WHAT YOU HAVE TO DO. Omit all pictures. Copy the rest of the material exactly.

Collected data.
>> start
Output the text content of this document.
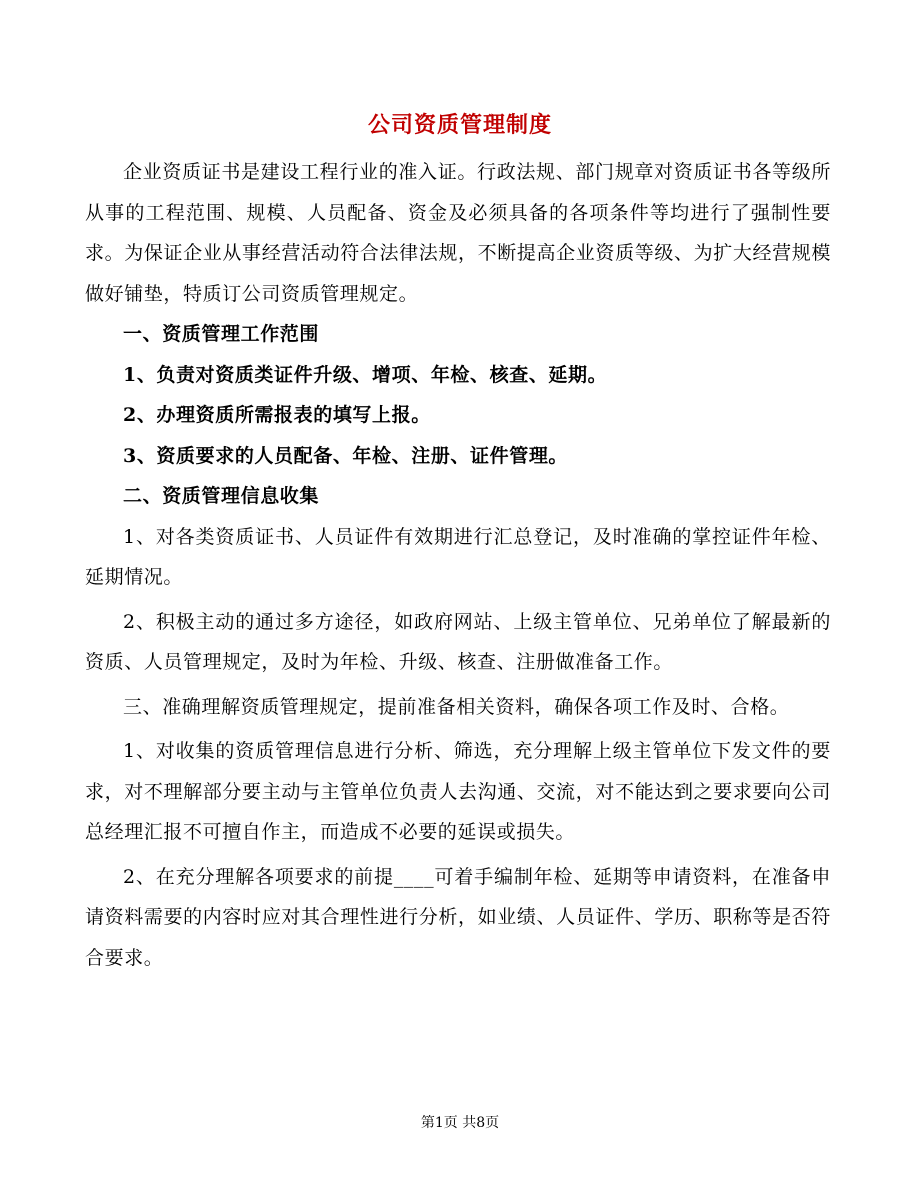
公司资质管理制度

企业资质证书是建设工程行业的准入证。行政法规、部门规章对资质证书各等级所从事的工程范围、规模、人员配备、资金及必须具备的各项条件等均进行了强制性要求。为保证企业从事经营活动符合法律法规，不断提高企业资质等级、为扩大经营规模做好铺垫，特质订公司资质管理规定。

一、资质管理工作范围

1、负责对资质类证件升级、增项、年检、核查、延期。

2、办理资质所需报表的填写上报。

3、资质要求的人员配备、年检、注册、证件管理。

二、资质管理信息收集

1、对各类资质证书、人员证件有效期进行汇总登记，及时准确的掌控证件年检、延期情况。

2、积极主动的通过多方途径，如政府网站、上级主管单位、兄弟单位了解最新的资质、人员管理规定，及时为年检、升级、核查、注册做准备工作。

三、准确理解资质管理规定，提前准备相关资料，确保各项工作及时、合格。

1、对收集的资质管理信息进行分析、筛选，充分理解上级主管单位下发文件的要求，对不理解部分要主动与主管单位负责人去沟通、交流，对不能达到之要求要向公司总经理汇报不可擅自作主，而造成不必要的延误或损失。

2、在充分理解各项要求的前提____可着手编制年检、延期等申请资料，在准备申请资料需要的内容时应对其合理性进行分析，如业绩、人员证件、学历、职称等是否符合要求。

第1页 共8页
>> end
SOLUTION.
Output the text content of this document.
公司资质管理制度

企业资质证书是建设工程行业的准入证。行政法规、部门规章对资质证书各等级所从事的工程范围、规模、人员配备、资金及必须具备的各项条件等均进行了强制性要求。为保证企业从事经营活动符合法律法规，不断提高企业资质等级、为扩大经营规模做好铺垫，特质订公司资质管理规定。

一、资质管理工作范围

1、负责对资质类证件升级、增项、年检、核查、延期。

2、办理资质所需报表的填写上报。

3、资质要求的人员配备、年检、注册、证件管理。

二、资质管理信息收集

1、对各类资质证书、人员证件有效期进行汇总登记，及时准确的掌控证件年检、延期情况。

2、积极主动的通过多方途径，如政府网站、上级主管单位、兄弟单位了解最新的资质、人员管理规定，及时为年检、升级、核查、注册做准备工作。

三、准确理解资质管理规定，提前准备相关资料，确保各项工作及时、合格。

1、对收集的资质管理信息进行分析、筛选，充分理解上级主管单位下发文件的要求，对不理解部分要主动与主管单位负责人去沟通、交流，对不能达到之要求要向公司总经理汇报不可擅自作主，而造成不必要的延误或损失。

2、在充分理解各项要求的前提____可着手编制年检、延期等申请资料，在准备申请资料需要的内容时应对其合理性进行分析，如业绩、人员证件、学历、职称等是否符合要求。

第1页 共8页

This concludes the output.